Extracted data entries
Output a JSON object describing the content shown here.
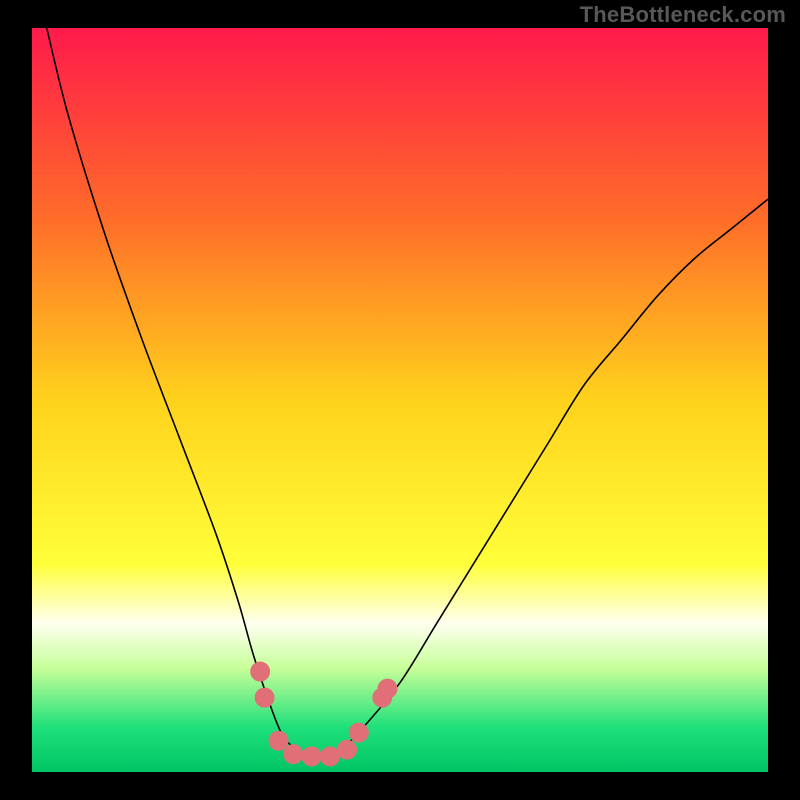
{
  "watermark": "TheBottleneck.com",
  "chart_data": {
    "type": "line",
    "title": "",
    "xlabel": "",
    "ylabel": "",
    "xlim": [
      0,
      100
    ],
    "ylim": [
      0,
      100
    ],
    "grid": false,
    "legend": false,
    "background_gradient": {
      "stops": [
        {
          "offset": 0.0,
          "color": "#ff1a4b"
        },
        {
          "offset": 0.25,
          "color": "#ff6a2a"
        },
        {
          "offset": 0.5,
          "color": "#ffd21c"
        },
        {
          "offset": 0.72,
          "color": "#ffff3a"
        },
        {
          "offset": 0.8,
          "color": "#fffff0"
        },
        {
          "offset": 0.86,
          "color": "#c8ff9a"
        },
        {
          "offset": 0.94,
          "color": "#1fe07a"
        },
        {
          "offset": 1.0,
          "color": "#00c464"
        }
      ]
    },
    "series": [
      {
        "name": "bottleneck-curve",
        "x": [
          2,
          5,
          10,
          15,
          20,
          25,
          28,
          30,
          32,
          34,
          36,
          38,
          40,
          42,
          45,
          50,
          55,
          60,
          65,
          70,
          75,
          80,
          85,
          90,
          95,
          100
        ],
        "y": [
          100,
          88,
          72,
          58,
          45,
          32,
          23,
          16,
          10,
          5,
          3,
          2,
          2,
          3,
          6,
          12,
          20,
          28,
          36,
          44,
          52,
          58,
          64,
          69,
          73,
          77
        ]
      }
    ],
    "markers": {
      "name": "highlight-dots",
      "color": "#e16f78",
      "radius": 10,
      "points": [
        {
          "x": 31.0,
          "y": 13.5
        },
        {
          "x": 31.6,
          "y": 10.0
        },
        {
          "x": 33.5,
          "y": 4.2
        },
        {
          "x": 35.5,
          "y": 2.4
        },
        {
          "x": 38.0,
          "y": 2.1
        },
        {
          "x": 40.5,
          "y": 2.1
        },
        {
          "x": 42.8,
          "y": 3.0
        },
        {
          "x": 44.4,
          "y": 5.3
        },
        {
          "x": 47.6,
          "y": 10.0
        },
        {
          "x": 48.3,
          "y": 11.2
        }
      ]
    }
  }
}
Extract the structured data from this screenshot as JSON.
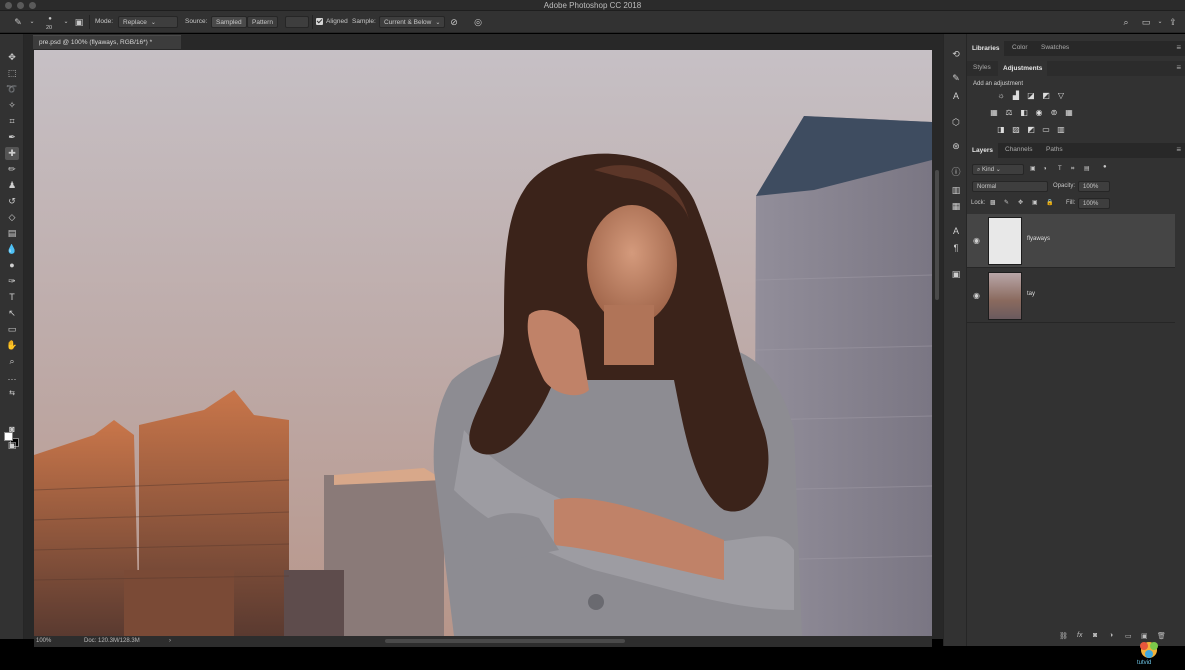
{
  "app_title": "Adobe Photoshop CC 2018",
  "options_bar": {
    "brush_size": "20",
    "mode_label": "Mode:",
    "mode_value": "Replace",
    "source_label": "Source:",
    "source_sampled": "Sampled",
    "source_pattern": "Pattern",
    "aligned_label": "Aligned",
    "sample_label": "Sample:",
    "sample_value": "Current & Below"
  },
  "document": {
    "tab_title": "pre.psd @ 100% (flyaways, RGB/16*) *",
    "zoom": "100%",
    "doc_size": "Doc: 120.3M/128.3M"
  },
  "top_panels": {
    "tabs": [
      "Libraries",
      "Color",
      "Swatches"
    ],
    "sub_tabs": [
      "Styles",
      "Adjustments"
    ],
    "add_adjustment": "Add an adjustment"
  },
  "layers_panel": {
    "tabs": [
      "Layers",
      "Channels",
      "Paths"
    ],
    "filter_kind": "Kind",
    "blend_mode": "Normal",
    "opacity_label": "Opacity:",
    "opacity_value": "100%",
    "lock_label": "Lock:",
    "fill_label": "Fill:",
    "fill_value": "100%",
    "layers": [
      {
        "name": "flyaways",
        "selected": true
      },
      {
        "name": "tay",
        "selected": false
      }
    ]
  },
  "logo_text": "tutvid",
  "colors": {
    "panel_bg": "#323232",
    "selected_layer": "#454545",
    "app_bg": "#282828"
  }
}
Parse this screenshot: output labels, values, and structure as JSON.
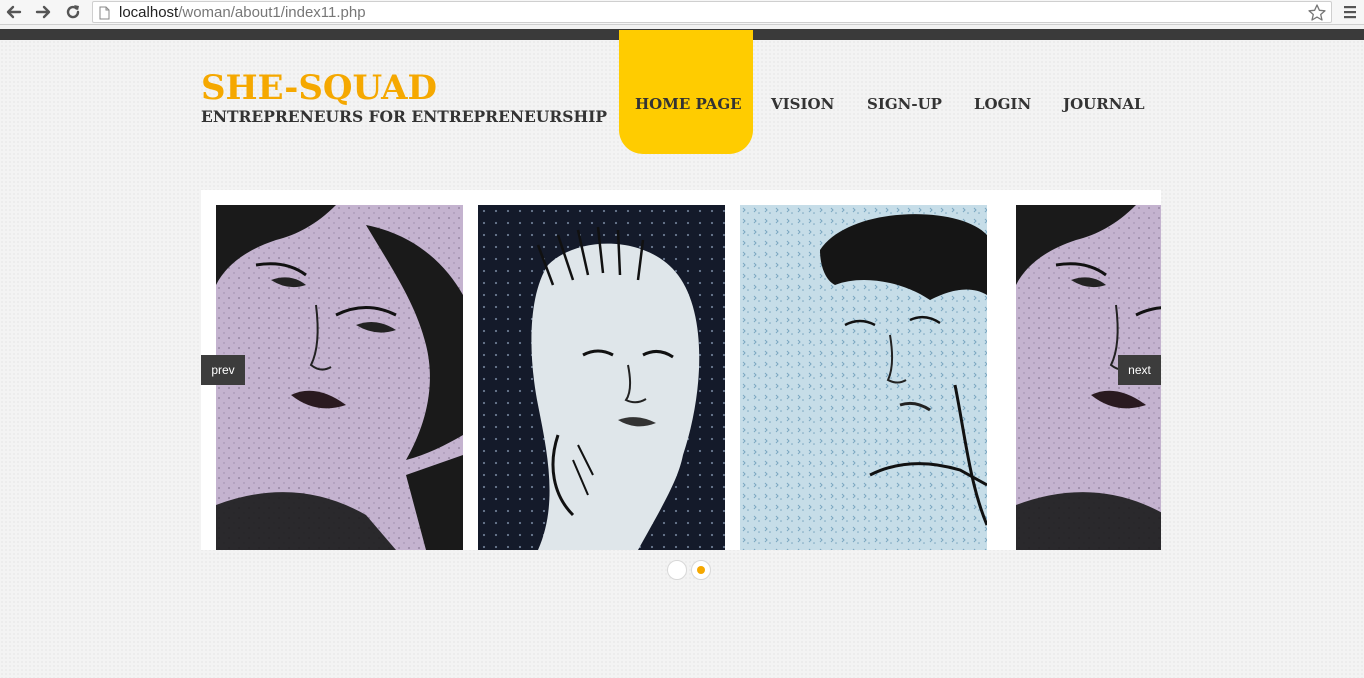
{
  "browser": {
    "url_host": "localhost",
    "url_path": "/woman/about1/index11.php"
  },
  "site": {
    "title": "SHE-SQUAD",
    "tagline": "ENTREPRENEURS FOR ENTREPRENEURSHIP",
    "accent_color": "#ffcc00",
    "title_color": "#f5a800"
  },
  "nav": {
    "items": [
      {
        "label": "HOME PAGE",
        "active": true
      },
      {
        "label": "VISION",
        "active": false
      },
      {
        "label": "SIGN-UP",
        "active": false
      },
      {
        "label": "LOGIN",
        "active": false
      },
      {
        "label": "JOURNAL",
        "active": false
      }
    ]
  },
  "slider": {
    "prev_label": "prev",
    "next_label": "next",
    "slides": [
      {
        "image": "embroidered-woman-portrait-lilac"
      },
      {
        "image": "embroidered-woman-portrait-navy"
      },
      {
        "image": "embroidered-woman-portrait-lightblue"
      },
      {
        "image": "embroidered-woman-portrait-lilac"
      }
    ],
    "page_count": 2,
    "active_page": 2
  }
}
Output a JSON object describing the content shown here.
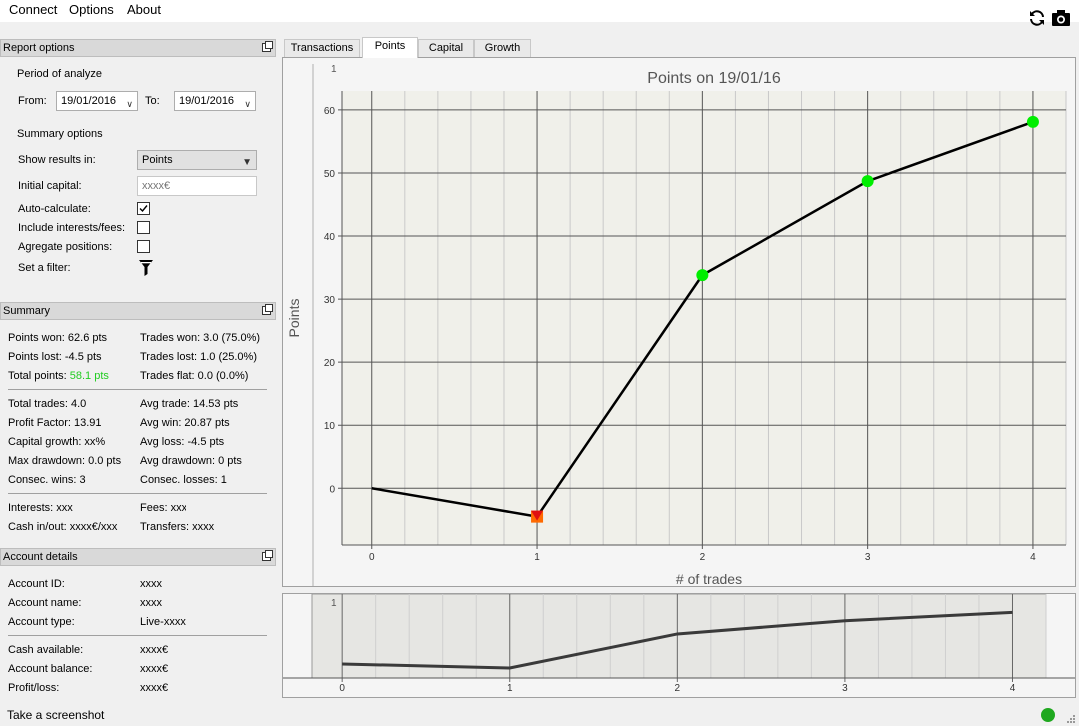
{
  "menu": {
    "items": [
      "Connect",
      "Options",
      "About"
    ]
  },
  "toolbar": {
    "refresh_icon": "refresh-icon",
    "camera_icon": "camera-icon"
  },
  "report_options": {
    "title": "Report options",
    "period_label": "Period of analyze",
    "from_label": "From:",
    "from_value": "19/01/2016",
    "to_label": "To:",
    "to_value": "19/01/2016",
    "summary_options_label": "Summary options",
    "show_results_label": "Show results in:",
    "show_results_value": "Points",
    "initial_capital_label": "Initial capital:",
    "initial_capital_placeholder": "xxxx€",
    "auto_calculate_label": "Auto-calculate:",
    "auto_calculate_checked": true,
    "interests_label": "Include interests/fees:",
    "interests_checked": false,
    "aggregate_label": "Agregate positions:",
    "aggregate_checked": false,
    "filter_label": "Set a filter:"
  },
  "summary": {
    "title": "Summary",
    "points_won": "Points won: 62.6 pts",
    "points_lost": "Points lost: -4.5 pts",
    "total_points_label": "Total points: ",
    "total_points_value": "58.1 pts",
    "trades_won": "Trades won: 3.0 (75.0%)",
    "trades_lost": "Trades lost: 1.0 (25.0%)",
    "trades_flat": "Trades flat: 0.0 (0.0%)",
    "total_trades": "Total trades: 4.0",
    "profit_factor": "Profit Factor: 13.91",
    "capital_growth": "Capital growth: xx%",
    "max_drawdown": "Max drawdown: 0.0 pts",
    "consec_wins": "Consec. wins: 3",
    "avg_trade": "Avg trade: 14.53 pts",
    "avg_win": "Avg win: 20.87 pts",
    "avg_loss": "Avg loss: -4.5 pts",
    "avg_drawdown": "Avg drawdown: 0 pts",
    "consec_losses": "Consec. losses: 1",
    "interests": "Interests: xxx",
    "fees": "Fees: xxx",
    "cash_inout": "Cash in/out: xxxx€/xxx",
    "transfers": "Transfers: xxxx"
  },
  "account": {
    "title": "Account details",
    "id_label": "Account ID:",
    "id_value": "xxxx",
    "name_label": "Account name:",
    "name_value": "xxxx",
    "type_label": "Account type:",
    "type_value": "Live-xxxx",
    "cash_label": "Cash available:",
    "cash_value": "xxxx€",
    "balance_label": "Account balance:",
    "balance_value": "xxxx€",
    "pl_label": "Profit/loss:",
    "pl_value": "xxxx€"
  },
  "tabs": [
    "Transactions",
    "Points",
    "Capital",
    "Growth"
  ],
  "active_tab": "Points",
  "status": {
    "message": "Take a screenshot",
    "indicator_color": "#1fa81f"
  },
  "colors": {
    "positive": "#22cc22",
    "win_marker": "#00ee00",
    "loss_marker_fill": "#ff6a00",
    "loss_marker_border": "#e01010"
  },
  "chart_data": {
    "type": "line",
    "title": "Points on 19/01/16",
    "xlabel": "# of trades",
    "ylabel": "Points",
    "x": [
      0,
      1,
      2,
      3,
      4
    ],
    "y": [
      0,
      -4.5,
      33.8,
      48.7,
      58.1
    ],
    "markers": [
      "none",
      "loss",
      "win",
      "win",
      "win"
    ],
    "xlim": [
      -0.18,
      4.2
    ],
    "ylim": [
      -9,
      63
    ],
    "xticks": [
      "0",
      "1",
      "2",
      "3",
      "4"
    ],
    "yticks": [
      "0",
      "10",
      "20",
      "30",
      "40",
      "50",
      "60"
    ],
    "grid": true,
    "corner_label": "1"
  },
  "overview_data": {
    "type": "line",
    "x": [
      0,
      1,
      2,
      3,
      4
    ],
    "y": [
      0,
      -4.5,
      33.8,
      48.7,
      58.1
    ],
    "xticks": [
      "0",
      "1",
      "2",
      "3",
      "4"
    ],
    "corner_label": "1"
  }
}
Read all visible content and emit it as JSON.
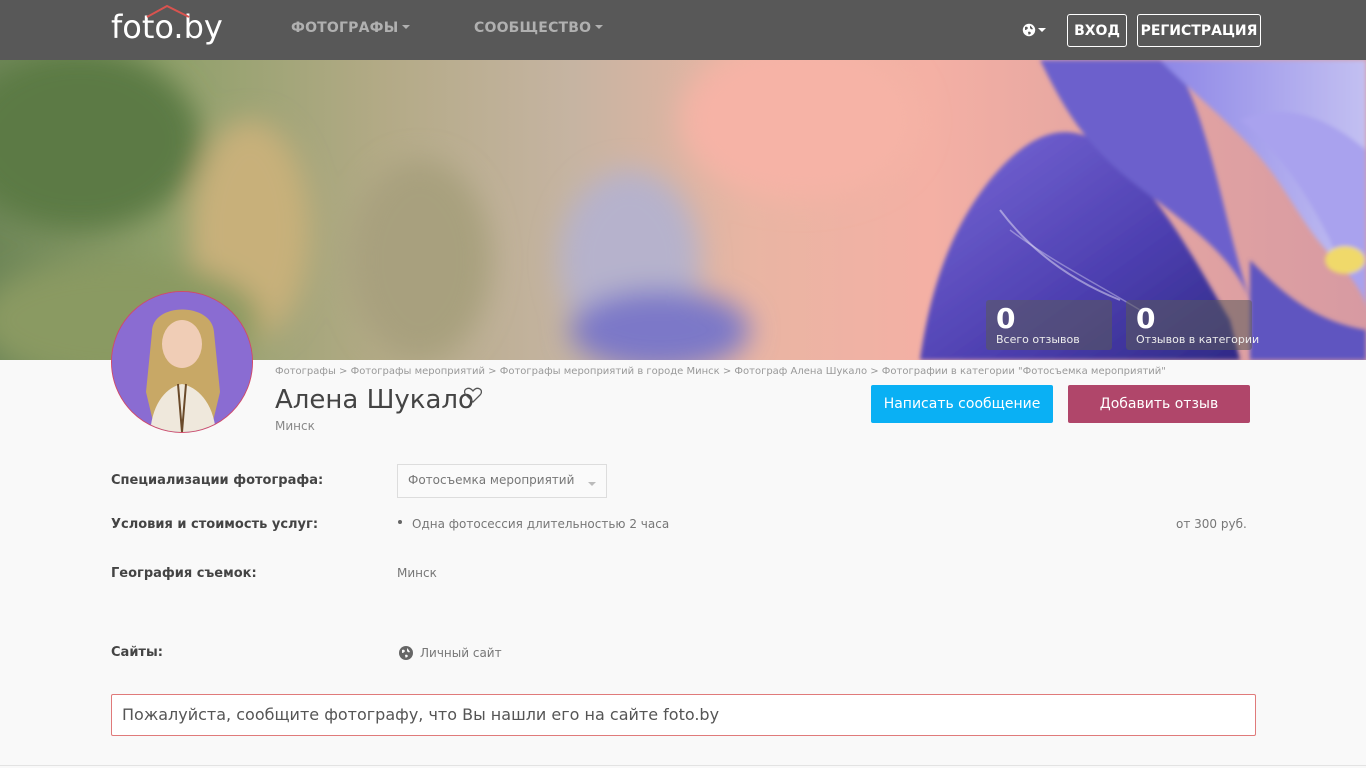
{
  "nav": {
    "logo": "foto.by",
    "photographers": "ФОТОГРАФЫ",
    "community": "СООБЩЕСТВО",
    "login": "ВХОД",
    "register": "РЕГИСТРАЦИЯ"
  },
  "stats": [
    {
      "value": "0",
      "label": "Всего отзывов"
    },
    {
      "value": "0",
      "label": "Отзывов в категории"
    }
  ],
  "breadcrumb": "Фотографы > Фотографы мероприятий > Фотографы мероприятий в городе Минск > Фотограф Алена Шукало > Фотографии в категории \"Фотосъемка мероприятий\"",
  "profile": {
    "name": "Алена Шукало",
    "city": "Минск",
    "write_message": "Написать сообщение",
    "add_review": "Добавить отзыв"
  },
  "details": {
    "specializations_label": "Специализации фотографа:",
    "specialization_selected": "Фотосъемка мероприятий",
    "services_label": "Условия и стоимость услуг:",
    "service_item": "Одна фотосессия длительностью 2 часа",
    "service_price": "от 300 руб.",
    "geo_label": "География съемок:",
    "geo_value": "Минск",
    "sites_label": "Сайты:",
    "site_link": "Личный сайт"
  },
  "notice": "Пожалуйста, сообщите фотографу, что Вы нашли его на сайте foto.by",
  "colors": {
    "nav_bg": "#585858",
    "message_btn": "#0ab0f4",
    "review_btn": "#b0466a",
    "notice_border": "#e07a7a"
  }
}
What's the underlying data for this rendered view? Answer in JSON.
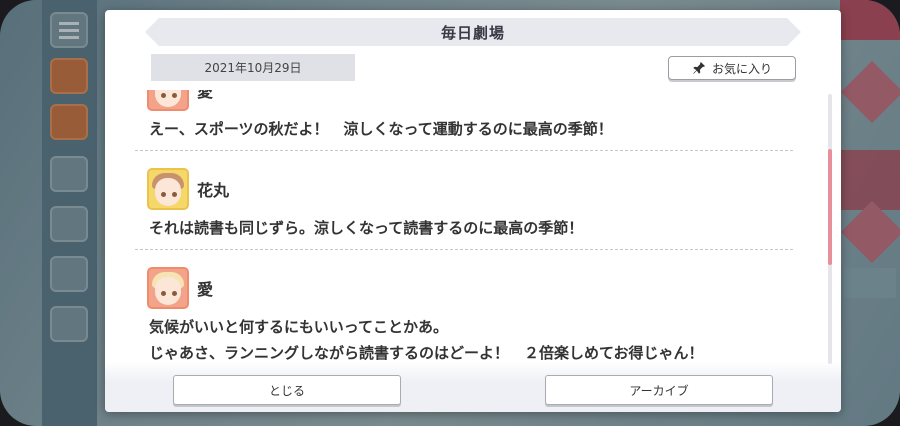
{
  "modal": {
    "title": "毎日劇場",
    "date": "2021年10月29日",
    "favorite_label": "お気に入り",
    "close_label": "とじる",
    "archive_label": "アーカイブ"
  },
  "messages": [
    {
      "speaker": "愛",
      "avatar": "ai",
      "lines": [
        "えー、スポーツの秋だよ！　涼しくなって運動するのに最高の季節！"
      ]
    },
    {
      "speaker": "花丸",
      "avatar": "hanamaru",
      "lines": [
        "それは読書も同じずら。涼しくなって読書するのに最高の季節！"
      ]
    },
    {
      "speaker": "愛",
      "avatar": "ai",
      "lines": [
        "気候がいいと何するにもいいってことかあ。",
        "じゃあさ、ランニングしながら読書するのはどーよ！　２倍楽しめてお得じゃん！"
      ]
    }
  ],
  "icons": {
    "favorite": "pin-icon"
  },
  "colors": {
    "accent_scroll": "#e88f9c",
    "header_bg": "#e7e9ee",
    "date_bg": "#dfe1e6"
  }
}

*Aim*
Using the listing above, return all lines where the word "fees" occurs.

*Final result*
    "interests_label": "Include interests/fees:",
    "fees": "Fees: xxx",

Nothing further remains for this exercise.